- Excerpts from a figure dataset
★ ★ ★ ★ ★

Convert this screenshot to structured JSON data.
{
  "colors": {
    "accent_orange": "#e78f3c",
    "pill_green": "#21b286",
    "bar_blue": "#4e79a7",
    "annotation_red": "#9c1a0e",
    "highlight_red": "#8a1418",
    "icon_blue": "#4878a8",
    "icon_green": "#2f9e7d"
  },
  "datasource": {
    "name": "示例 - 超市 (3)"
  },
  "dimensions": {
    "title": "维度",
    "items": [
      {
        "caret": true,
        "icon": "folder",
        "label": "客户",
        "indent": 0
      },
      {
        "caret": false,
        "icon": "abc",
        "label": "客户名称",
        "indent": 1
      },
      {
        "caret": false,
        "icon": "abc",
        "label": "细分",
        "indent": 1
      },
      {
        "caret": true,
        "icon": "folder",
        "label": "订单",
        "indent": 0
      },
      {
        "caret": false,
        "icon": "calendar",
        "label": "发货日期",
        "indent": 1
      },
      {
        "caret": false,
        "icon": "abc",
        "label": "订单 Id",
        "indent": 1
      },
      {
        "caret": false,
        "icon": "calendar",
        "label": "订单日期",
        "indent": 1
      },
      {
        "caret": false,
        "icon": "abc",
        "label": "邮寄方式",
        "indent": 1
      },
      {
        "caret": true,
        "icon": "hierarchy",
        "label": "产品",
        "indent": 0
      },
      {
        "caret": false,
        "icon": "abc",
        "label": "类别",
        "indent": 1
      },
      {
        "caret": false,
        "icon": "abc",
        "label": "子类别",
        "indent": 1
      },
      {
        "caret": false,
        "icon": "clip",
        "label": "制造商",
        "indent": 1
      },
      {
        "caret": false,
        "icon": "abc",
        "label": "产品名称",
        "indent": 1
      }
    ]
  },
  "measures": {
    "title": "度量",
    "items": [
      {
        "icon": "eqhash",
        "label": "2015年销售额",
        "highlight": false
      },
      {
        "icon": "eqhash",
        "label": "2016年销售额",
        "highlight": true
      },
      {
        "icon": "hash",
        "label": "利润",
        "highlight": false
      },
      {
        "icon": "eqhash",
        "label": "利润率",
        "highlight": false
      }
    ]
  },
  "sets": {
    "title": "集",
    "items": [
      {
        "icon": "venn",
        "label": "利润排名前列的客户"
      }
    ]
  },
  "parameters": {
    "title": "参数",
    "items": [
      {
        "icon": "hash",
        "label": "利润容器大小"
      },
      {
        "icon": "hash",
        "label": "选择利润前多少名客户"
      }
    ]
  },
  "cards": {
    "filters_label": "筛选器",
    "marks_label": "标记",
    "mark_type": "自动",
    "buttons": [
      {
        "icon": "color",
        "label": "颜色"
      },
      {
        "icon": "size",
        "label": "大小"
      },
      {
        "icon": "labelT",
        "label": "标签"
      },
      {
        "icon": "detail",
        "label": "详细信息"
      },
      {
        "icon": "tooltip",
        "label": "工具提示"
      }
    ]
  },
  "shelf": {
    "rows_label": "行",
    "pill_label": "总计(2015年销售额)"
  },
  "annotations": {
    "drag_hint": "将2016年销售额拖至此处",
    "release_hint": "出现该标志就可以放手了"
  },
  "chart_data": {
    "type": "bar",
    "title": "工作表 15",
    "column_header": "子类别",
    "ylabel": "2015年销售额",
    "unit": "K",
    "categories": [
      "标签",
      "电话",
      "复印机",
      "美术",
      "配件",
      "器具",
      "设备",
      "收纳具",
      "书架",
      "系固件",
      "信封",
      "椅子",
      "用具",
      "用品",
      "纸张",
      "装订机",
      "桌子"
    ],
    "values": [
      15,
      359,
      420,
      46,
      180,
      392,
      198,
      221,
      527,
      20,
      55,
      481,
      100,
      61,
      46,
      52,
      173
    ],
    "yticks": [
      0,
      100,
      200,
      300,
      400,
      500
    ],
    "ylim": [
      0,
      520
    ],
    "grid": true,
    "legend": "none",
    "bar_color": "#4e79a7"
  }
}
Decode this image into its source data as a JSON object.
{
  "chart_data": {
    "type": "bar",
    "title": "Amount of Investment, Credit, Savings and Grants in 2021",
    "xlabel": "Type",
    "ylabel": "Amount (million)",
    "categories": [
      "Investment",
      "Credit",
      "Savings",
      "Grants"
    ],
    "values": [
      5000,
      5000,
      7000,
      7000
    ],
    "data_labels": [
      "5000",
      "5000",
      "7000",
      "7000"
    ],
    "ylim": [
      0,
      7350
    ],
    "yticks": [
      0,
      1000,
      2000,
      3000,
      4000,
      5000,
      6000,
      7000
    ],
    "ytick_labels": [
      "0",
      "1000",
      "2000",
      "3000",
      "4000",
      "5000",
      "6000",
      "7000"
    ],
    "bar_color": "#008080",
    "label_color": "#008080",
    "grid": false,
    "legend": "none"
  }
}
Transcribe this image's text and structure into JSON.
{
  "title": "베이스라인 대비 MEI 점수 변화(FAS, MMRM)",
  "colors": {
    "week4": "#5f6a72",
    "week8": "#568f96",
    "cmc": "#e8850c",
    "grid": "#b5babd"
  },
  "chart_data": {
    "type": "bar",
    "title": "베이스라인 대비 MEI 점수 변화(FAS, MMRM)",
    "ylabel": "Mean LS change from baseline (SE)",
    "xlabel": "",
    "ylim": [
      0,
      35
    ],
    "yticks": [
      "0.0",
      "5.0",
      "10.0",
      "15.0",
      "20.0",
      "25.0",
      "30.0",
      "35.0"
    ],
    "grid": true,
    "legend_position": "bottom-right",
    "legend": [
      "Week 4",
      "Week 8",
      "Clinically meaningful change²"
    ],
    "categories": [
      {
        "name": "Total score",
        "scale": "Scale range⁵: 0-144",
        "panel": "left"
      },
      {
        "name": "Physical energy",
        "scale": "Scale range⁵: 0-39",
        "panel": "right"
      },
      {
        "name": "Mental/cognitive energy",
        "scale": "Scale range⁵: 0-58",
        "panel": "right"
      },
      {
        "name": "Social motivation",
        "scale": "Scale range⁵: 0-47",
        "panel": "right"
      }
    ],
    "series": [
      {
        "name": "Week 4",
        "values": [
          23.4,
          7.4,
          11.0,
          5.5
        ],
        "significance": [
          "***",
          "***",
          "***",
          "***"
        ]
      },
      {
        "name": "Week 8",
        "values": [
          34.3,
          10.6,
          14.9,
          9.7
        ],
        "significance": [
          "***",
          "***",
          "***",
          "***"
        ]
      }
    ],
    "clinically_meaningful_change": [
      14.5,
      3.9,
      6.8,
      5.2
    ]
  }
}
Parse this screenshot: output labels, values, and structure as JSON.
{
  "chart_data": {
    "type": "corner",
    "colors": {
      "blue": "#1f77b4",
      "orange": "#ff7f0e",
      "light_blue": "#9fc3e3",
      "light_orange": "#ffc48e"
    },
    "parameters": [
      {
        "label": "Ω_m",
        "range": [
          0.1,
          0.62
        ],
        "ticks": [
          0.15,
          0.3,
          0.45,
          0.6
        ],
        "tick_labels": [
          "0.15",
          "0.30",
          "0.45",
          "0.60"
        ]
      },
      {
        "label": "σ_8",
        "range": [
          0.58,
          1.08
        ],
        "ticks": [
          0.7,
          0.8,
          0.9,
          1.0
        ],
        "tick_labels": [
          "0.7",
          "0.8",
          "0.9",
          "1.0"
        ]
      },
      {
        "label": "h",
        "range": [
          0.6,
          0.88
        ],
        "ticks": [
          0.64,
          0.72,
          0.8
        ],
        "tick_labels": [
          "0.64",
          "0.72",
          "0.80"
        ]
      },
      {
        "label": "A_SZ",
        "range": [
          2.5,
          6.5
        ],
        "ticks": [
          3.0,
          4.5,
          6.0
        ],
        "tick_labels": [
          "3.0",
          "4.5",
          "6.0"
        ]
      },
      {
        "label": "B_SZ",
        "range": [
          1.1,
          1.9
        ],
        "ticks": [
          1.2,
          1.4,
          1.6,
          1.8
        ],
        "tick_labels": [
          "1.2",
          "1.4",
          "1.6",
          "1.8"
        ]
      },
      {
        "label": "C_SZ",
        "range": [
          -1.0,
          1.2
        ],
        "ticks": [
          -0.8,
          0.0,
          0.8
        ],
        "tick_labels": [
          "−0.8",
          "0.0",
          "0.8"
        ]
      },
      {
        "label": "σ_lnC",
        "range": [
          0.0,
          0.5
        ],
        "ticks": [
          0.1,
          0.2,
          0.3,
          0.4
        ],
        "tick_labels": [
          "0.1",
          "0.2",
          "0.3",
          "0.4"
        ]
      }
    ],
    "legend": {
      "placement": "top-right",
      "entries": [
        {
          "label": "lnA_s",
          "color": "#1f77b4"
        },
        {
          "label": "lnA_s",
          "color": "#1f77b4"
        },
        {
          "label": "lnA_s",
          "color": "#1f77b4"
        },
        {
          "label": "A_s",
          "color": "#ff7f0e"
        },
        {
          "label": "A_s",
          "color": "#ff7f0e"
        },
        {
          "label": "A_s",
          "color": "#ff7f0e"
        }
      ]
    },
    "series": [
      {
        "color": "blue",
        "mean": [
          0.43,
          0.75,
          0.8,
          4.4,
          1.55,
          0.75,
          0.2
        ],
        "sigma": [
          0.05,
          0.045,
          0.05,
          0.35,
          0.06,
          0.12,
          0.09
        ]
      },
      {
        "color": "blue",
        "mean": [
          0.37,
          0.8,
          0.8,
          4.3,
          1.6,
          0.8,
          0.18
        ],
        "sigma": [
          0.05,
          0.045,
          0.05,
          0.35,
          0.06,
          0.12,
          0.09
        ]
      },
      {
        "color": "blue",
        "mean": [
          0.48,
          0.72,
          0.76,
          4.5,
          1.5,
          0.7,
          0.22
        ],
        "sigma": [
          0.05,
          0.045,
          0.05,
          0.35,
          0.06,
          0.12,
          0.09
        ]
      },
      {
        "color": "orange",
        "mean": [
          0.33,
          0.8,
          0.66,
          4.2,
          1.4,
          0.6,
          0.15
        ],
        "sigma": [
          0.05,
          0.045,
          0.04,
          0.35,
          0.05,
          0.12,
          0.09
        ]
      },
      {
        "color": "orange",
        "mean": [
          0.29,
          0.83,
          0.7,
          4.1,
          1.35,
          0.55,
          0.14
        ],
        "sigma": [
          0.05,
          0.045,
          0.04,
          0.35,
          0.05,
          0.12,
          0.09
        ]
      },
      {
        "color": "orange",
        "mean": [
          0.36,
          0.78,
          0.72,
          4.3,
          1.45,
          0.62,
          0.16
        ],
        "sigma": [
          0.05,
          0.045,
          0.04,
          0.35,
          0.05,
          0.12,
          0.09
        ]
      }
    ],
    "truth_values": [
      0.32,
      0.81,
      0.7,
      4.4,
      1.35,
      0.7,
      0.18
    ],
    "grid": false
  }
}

★ ★ ★ ★ ★

- Stated goal
Provide only the count of lines in the data above that include the string "Amount".

- Solution below
2